_Goal of the exercise_.
Give the number of lines in the data that hold the word "亿美元资金", and nothing else.

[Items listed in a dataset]
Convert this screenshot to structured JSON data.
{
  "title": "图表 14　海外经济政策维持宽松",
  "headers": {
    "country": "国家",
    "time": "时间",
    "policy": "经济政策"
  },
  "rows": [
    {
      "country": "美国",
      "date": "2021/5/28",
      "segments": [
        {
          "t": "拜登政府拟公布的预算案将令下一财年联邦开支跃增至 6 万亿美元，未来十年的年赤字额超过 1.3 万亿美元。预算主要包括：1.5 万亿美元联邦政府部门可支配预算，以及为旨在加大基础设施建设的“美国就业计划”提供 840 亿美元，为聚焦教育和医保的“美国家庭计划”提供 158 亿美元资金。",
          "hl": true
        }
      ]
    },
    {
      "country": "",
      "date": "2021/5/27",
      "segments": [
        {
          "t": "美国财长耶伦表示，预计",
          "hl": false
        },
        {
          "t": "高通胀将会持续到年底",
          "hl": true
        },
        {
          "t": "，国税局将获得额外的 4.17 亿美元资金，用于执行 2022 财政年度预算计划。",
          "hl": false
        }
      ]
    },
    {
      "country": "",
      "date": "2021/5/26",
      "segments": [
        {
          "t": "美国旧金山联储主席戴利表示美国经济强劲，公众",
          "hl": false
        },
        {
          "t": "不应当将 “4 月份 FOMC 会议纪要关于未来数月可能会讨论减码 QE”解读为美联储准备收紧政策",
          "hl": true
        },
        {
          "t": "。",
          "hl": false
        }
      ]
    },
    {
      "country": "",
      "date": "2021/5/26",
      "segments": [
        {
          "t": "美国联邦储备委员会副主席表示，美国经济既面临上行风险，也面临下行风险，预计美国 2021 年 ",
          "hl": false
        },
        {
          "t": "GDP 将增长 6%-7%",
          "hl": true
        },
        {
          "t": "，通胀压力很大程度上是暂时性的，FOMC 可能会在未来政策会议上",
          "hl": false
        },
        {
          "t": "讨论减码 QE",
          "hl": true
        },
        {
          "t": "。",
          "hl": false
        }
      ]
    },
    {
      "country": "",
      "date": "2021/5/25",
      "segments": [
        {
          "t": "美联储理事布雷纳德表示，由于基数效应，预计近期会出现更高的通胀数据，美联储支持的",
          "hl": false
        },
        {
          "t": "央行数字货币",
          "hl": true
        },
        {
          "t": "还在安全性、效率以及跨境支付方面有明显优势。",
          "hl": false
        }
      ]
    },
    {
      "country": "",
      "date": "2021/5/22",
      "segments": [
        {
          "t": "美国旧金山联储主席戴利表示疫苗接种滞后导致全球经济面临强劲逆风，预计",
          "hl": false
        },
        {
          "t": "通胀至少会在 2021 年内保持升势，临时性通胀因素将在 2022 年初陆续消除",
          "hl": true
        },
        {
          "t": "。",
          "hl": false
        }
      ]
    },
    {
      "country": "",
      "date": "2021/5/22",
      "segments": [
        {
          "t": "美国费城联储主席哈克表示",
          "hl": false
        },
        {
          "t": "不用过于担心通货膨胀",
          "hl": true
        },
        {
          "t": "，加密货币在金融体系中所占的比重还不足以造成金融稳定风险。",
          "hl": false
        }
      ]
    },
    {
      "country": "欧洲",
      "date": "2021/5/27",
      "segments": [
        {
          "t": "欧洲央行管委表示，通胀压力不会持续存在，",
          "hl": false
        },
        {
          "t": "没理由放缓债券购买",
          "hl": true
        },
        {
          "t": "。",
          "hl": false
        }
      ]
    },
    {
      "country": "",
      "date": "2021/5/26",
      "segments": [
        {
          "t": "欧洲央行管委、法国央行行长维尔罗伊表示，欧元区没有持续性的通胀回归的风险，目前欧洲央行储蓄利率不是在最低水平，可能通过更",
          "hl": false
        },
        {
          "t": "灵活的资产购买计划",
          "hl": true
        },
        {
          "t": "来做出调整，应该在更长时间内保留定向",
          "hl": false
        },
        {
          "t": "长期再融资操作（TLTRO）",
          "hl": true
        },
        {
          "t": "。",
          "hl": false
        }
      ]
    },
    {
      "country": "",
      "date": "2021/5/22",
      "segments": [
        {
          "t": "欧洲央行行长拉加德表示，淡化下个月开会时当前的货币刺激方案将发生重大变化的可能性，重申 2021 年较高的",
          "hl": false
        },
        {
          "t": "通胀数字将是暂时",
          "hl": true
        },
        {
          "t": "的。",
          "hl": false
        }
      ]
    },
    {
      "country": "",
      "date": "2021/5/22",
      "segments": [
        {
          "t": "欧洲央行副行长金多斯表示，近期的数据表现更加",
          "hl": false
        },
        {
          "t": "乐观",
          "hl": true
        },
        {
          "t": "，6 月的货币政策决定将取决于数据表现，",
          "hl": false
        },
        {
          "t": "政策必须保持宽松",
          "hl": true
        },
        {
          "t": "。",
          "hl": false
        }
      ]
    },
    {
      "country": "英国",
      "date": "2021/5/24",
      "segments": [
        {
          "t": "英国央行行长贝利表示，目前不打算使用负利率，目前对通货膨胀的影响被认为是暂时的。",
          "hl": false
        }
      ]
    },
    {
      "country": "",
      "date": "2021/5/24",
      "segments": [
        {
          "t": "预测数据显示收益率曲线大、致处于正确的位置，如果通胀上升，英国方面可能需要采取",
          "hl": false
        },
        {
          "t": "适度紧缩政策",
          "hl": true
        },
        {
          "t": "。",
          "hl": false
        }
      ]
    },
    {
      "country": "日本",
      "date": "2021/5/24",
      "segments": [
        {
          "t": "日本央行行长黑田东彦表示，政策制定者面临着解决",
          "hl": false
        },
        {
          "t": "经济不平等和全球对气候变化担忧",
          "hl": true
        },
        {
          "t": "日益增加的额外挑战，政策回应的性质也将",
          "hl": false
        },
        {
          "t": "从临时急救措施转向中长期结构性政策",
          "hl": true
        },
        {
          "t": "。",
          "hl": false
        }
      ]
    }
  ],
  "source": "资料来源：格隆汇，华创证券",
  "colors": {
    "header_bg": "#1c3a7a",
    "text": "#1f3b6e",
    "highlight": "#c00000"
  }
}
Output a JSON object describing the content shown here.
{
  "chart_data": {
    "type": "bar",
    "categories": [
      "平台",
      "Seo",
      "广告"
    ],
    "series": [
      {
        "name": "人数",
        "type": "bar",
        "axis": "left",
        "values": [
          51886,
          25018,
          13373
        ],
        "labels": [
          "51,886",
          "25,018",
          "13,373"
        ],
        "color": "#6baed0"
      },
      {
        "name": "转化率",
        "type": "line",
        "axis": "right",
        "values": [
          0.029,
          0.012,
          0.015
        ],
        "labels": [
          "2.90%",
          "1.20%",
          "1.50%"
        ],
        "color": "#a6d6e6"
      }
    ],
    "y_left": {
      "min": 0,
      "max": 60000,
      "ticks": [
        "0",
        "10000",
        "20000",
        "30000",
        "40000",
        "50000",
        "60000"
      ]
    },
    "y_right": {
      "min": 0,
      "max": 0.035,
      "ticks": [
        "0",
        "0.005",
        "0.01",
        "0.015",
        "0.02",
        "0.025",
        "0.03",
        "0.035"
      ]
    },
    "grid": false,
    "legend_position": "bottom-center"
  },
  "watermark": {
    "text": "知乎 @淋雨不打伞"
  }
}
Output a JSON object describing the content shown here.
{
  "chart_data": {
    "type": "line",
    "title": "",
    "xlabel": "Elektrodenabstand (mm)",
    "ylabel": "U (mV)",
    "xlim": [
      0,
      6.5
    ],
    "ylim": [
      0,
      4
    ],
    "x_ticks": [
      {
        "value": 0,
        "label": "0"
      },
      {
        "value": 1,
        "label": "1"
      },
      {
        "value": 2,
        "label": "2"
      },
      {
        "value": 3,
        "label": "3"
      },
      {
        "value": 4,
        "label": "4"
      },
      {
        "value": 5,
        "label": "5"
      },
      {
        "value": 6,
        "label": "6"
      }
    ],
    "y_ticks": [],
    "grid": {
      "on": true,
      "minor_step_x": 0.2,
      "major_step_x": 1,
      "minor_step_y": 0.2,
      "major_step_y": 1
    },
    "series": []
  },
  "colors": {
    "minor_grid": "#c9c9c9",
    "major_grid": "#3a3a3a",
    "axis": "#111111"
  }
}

_Task result_.
2